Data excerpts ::
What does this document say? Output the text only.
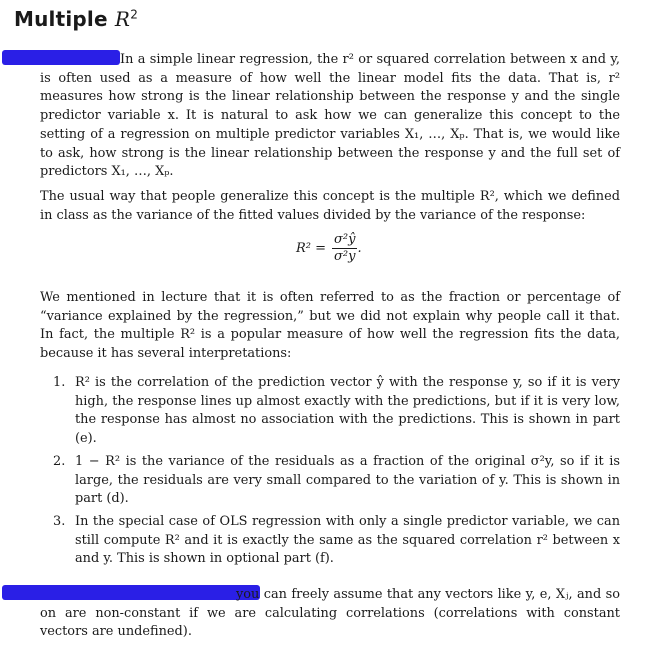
Multiple $R^2$

In a simple linear regression, the r² or squared correlation between x and y, is often used as a measure of how well the linear model fits the data. That is, r² measures how strong is the linear relationship between the response y and the single predictor variable x. It is natural to ask how we can generalize this concept to the setting of a regression on multiple predictor variables X₁, …, Xₚ. That is, we would like to ask, how strong is the linear relationship between the response y and the full set of predictors X₁, …, Xₚ.

The usual way that people generalize this concept is the multiple R², which we defined in class as the variance of the fitted values divided by the variance of the response:

$R^2 = \frac{\text{σ²ŷ}}{\text{σ²y}}$ .

We mentioned in lecture that it is often referred to as the fraction or percentage of “variance explained by the regression,” but we did not explain why people call it that. In fact, the multiple R² is a popular measure of how well the regression fits the data, because it has several interpretations:

1. R² is the correlation of the prediction vector ŷ with the response y, so if it is very high, the response lines up almost exactly with the predictions, but if it is very low, the response has almost no association with the predictions. This is shown in part (e).
2. 1 − R² is the variance of the residuals as a fraction of the original σ²y, so if it is large, the residuals are very small compared to the variation of y. This is shown in part (d).
3. In the special case of OLS regression with only a single predictor variable, we can still compute R² and it is exactly the same as the squared correlation r² between x and y. This is shown in optional part (f).

you can freely assume that any vectors like y, e, Xⱼ, and so on are non-constant if we are calculating correlations (correlations with constant vectors are undefined).
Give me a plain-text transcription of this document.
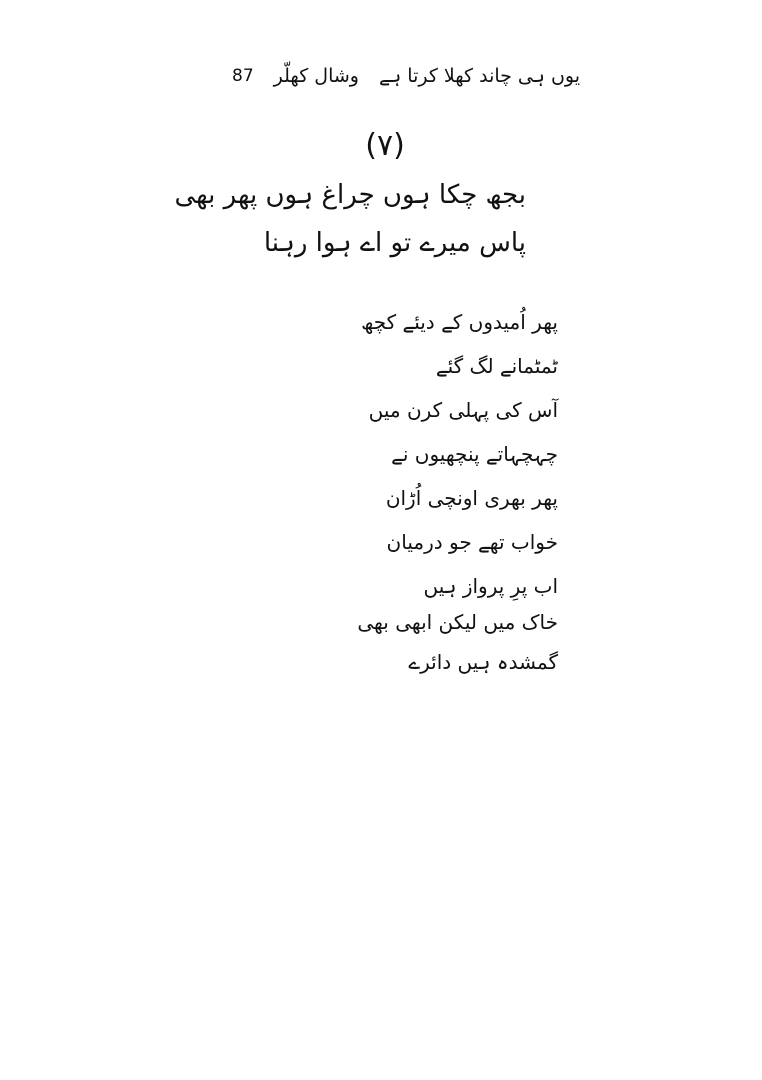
یوں ہی چاند کھلا کرتا ہے
وشال کھلّر
87
(۷)
بجھ چکا ہوں چراغ ہوں پھر بھی
پاس میرے تو اے ہوا رہنا

پھر اُمیدوں کے دیئے کچھ

ٹمٹمانے لگ گئے

آس کی پہلی کرن میں

چہچہاتے پنچھیوں نے

پھر بھری اونچی اُڑان

خواب تھے جو درمیان

اب پرِ پرواز ہیں

خاک میں لیکن ابھی بھی

گمشدہ ہیں دائرے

PROMPT ::
Return each full line of the entries that contains the word "only".

RESPONSE TO THE TASK ::
What does this document say? Output the text only.
3. In the special case of OLS regression with only a single predictor variable, we can still compute R² and it is exactly the same as the squared correlation r² between x and y. This is shown in optional part (f).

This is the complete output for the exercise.